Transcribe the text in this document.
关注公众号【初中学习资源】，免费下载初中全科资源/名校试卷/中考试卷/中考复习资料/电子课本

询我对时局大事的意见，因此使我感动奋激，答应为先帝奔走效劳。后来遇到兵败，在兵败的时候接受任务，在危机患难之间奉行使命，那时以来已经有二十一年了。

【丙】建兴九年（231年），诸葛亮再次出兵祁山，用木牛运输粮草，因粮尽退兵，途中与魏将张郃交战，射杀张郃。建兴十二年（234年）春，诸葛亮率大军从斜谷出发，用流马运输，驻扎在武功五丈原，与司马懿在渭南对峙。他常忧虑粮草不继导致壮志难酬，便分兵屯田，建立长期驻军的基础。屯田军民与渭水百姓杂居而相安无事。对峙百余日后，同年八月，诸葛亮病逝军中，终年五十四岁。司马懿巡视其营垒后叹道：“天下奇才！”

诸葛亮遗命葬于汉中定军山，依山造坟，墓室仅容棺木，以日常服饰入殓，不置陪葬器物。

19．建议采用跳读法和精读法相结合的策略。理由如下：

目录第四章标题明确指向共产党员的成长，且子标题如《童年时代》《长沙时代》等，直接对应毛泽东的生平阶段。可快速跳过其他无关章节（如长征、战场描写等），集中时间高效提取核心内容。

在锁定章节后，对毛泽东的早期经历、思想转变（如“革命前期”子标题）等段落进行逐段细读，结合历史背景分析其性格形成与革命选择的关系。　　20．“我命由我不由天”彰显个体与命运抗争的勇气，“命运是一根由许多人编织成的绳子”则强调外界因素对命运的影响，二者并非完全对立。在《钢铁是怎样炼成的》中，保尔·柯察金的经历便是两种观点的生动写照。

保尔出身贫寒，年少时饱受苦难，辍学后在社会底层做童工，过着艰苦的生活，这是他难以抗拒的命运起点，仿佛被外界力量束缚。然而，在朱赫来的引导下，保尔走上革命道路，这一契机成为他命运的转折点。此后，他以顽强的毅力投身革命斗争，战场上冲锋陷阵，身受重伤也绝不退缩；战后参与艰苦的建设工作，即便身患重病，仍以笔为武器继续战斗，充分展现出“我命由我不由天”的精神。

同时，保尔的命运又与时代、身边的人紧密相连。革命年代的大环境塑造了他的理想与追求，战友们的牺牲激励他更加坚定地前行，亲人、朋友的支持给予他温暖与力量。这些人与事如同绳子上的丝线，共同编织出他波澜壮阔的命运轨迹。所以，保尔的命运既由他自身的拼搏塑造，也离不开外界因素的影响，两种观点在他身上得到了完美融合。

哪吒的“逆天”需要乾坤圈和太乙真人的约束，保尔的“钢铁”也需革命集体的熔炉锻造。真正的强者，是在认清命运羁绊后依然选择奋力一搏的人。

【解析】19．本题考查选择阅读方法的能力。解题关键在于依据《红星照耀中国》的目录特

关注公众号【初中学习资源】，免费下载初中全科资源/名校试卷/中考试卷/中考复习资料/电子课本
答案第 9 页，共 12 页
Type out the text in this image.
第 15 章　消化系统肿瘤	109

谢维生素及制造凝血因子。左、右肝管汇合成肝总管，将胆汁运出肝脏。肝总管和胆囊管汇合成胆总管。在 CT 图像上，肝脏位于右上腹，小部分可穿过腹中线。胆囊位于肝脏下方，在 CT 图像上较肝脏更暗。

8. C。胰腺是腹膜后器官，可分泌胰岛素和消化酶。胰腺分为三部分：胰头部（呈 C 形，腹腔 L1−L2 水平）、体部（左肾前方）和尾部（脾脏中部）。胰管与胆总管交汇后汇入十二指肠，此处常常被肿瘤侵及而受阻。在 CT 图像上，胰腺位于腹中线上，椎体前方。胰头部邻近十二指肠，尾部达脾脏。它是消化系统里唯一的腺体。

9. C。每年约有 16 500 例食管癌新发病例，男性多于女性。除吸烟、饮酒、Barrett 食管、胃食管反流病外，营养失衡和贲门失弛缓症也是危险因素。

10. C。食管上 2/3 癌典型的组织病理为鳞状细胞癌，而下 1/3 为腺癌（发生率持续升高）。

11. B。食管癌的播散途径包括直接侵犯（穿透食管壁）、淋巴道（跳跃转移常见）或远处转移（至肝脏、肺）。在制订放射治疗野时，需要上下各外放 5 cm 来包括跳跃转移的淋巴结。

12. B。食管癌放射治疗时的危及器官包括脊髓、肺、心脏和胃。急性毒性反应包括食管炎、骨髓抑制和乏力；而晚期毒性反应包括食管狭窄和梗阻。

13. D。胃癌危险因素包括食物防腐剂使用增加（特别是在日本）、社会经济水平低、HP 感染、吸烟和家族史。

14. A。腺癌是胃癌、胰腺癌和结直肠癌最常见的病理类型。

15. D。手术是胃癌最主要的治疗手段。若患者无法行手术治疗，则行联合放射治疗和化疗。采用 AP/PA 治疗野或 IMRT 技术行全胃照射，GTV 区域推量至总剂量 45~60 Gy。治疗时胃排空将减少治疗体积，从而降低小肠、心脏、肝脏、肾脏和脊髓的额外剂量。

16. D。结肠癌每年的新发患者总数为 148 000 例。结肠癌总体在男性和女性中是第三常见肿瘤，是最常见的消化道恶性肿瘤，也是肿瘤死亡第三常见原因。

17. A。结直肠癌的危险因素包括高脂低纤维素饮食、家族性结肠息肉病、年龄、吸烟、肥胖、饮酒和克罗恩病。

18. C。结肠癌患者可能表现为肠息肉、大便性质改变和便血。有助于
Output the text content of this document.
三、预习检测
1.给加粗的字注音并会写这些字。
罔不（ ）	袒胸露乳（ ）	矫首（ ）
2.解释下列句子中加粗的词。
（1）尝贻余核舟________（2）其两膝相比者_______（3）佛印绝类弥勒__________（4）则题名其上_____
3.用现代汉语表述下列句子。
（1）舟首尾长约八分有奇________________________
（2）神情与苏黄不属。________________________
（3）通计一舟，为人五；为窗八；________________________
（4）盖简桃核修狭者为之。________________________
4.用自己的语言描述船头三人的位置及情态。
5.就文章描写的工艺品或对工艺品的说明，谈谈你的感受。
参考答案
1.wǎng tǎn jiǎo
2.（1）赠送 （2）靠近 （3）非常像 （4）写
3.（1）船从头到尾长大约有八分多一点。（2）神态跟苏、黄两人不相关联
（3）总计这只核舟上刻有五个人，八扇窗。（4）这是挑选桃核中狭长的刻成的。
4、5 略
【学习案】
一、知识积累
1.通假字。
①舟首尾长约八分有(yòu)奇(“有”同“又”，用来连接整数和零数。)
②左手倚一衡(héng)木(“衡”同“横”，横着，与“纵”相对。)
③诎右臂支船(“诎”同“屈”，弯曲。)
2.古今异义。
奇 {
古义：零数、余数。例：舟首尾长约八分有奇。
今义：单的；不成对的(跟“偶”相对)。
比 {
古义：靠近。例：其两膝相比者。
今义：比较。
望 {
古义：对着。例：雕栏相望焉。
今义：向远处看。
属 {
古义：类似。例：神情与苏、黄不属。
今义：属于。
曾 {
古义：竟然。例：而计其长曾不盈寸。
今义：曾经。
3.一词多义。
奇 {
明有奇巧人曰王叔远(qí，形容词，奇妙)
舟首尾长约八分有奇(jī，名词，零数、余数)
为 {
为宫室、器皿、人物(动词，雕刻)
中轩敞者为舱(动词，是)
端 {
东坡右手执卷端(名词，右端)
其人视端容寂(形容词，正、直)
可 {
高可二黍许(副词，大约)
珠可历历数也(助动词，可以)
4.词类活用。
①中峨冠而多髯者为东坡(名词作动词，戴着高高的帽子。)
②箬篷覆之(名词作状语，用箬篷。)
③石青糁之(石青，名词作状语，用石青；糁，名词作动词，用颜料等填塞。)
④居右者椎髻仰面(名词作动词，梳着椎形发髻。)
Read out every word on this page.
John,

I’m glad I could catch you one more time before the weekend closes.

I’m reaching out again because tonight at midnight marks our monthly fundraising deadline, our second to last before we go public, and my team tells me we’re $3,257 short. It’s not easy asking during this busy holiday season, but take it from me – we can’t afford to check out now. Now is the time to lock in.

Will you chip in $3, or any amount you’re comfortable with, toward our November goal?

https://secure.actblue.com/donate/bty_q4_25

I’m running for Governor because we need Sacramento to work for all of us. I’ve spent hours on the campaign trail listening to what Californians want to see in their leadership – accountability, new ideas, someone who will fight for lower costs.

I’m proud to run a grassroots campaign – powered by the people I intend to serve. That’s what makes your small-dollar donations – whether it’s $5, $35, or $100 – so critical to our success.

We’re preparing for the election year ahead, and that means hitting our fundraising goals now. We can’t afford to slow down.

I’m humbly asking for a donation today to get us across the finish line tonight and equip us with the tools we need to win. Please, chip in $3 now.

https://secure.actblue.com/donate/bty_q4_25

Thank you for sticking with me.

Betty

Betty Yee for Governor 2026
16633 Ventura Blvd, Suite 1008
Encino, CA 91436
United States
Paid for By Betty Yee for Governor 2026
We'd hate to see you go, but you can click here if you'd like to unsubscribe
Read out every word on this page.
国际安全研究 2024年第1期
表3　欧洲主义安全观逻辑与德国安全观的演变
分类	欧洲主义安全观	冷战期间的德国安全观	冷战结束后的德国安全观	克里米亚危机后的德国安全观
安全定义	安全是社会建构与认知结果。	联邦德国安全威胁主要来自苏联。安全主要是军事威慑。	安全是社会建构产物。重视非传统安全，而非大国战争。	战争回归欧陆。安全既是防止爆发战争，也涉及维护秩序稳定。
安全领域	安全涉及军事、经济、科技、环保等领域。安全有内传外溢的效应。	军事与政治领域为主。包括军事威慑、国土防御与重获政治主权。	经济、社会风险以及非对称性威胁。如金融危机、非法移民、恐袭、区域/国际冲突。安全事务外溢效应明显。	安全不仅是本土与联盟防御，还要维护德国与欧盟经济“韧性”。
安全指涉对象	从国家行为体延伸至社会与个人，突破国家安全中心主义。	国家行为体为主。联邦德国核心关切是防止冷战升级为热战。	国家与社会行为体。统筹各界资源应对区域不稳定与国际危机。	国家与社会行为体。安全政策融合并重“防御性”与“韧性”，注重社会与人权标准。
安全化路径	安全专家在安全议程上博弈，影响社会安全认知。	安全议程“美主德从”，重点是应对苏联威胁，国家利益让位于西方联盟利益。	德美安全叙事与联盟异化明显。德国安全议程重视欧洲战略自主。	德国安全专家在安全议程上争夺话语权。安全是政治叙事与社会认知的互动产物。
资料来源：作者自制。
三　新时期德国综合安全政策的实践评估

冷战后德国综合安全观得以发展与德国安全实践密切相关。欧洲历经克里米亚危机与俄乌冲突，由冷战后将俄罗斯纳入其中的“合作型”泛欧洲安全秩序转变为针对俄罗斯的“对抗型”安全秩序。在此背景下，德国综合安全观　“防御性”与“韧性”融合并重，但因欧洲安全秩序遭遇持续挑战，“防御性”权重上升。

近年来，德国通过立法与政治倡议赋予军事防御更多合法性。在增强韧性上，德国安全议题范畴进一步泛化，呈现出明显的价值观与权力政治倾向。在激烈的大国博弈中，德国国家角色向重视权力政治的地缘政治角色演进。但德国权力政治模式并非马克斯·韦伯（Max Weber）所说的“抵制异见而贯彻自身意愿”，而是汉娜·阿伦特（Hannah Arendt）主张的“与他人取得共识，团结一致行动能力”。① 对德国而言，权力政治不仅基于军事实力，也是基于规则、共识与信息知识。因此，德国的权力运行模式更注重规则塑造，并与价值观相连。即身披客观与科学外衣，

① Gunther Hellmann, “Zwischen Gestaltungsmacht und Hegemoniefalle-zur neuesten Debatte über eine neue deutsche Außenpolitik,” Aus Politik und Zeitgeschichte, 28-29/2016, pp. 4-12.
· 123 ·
--- --- ---
#### Instructions for the task:
Out of the records, collect only those lines that contain the string "with".

#### Completed exercise:
Will you chip in $3, or any amount you’re comfortable with, toward our November goal?
I’m humbly asking for a donation today to get us across the finish line tonight and equip us with the tools we need to win. Please, chip in $3 now.
Thank you for sticking with me.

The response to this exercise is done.